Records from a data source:
• • • • • • •

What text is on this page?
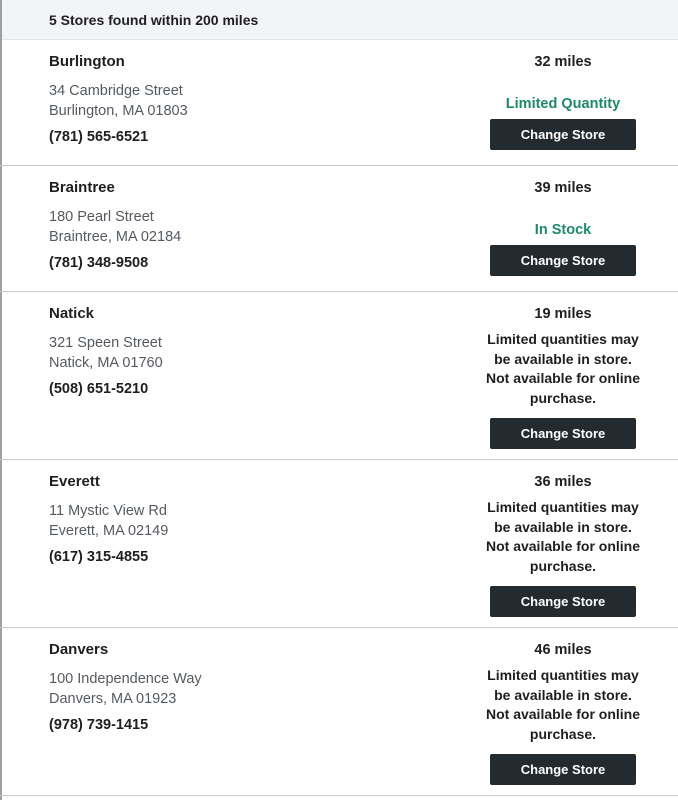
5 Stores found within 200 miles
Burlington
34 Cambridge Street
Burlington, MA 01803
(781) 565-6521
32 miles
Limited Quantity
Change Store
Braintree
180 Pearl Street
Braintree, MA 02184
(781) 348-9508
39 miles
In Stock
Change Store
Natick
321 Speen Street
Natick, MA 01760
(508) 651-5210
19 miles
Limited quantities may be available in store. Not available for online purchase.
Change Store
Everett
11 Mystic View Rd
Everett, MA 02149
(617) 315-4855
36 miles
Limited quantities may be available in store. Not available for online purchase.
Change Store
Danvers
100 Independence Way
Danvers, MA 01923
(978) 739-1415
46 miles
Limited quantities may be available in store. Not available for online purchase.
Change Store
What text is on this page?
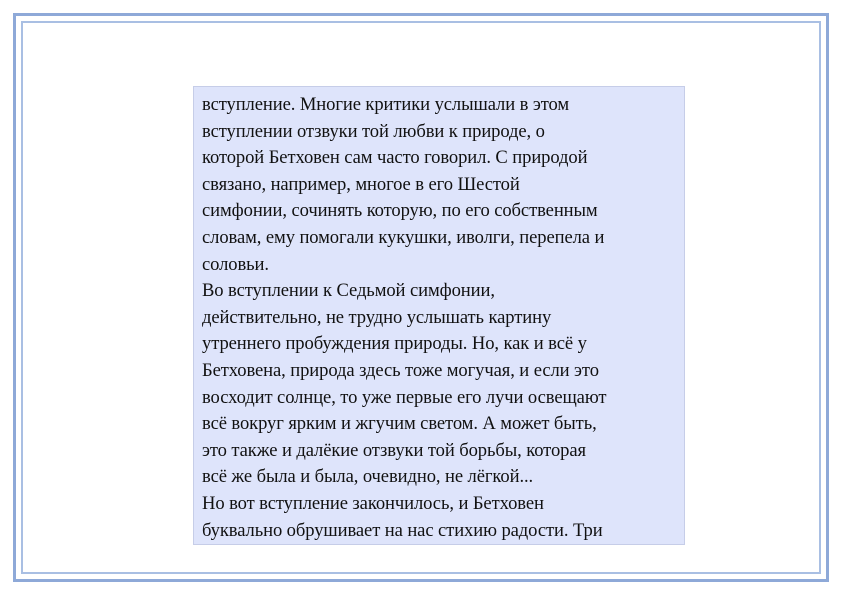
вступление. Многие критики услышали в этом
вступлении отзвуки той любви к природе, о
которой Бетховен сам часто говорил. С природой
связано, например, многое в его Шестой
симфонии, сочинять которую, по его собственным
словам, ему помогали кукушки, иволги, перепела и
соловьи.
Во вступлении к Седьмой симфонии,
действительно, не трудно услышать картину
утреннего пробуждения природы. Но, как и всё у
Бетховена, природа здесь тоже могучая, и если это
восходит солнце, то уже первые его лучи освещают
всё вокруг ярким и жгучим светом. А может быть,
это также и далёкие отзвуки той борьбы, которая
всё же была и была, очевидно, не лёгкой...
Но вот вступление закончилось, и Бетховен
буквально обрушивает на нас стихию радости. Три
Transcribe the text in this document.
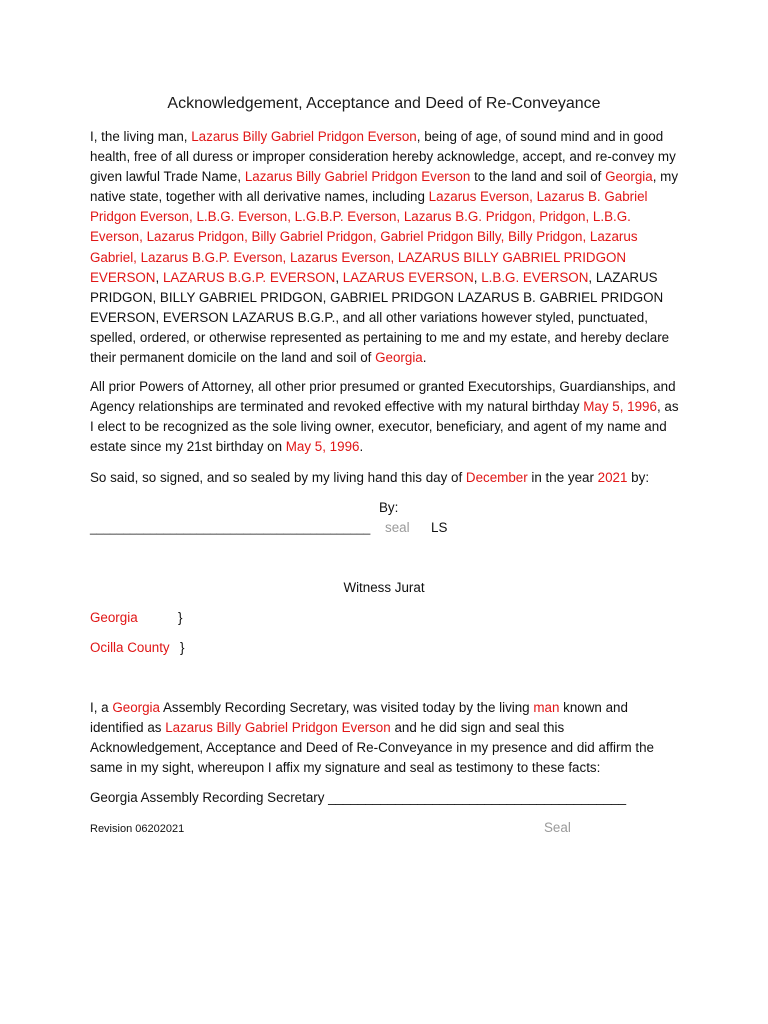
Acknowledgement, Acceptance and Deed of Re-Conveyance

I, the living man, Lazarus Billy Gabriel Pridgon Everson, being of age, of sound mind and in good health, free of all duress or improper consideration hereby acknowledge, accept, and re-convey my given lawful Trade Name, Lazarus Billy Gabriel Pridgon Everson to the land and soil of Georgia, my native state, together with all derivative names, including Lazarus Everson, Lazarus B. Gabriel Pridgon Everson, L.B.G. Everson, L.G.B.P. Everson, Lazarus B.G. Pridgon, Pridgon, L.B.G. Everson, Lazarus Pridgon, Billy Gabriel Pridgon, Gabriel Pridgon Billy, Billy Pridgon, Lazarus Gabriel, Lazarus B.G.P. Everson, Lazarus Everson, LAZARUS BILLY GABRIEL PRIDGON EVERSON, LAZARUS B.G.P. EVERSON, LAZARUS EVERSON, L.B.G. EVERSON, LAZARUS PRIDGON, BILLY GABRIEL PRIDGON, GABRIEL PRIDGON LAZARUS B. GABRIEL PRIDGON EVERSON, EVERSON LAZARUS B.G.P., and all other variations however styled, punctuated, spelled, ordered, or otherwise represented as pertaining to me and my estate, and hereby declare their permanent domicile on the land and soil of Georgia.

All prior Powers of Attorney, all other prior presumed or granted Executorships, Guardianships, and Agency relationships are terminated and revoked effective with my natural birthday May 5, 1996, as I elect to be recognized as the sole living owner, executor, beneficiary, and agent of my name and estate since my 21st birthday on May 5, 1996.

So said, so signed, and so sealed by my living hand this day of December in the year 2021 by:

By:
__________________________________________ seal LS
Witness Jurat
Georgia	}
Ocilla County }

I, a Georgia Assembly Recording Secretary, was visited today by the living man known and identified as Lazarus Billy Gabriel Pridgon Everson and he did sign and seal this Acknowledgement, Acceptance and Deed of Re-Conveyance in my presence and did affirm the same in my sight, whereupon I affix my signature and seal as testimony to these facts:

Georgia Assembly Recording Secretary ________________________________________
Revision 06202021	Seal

• • • • • • •

- _AIM_
Pick out the lines containing the string "Acceptance".

- _COMPLETE RESPONSE_
Acknowledgement, Acceptance and Deed of Re-Conveyance
I, a Georgia Assembly Recording Secretary, was visited today by the living man known and identified as Lazarus Billy Gabriel Pridgon Everson and he did sign and seal this Acknowledgement, Acceptance and Deed of Re-Conveyance in my presence and did affirm the same in my sight, whereupon I affix my signature and seal as testimony to these facts:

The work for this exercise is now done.